# Short exercise
Gather up every line from the entries below that uses the word "document".
···
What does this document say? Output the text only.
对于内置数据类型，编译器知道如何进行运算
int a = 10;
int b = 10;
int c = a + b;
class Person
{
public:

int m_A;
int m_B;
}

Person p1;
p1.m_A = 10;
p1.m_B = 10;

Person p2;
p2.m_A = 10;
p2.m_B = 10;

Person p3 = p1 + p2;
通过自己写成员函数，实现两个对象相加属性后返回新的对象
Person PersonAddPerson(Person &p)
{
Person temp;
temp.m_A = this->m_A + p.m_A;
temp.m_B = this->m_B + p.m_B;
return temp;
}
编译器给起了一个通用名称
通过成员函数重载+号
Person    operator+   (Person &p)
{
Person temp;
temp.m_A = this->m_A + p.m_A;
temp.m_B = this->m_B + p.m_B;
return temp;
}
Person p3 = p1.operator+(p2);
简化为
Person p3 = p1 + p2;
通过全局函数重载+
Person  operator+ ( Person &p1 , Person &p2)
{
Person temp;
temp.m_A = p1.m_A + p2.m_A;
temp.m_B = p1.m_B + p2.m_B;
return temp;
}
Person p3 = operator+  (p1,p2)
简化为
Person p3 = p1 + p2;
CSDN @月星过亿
···
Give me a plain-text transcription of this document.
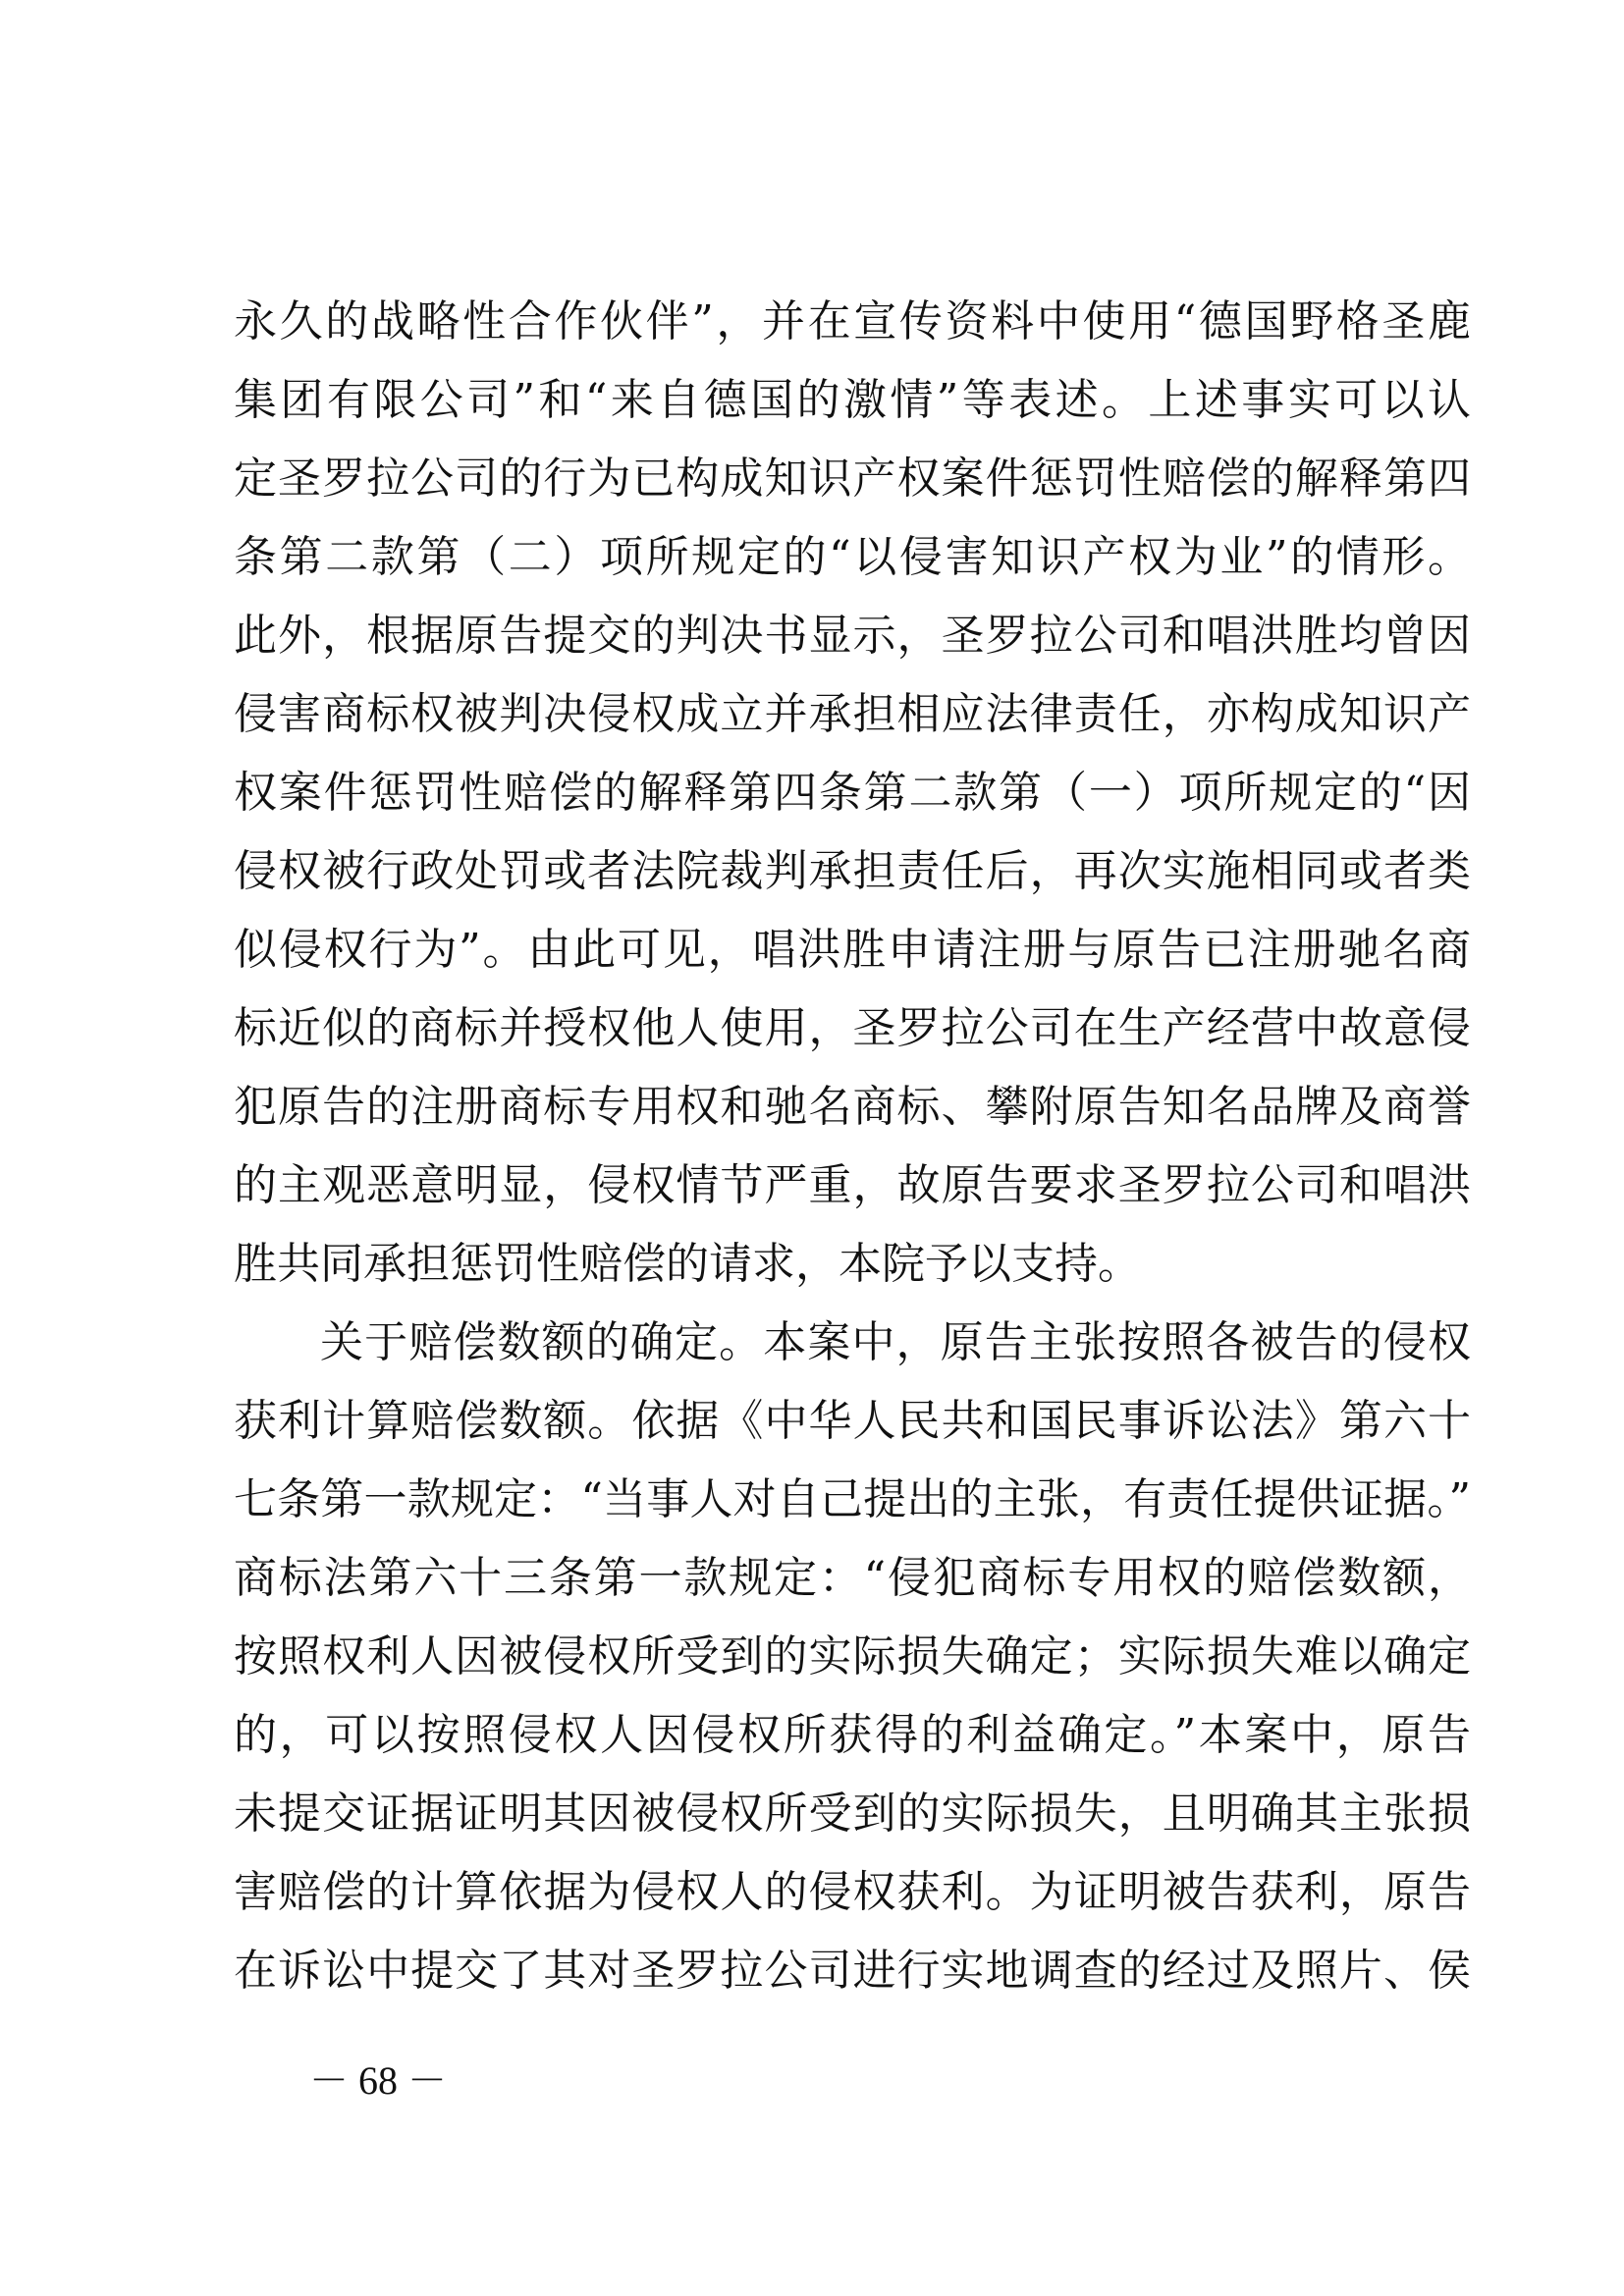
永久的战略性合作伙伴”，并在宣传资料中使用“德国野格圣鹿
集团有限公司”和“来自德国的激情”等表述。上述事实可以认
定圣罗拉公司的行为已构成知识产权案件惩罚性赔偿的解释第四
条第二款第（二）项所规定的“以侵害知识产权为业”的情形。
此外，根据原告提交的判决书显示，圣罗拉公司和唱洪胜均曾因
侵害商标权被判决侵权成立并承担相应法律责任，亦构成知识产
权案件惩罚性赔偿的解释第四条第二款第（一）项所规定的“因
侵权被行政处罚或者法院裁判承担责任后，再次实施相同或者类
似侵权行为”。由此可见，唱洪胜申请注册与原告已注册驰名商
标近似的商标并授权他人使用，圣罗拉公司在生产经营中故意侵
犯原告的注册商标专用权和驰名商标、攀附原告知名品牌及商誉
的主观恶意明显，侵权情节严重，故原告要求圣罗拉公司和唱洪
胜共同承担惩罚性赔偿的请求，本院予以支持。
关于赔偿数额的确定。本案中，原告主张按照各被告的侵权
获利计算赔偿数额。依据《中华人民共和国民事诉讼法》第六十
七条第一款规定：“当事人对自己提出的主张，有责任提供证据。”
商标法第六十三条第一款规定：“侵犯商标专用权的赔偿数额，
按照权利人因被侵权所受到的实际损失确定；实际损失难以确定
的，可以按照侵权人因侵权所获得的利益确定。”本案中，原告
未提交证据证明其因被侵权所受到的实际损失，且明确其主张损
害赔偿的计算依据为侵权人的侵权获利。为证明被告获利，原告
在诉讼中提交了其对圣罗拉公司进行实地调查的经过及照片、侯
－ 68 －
···
# Full solution
What does this document say? Output the text only.
Give me a plain-text transcription of this document.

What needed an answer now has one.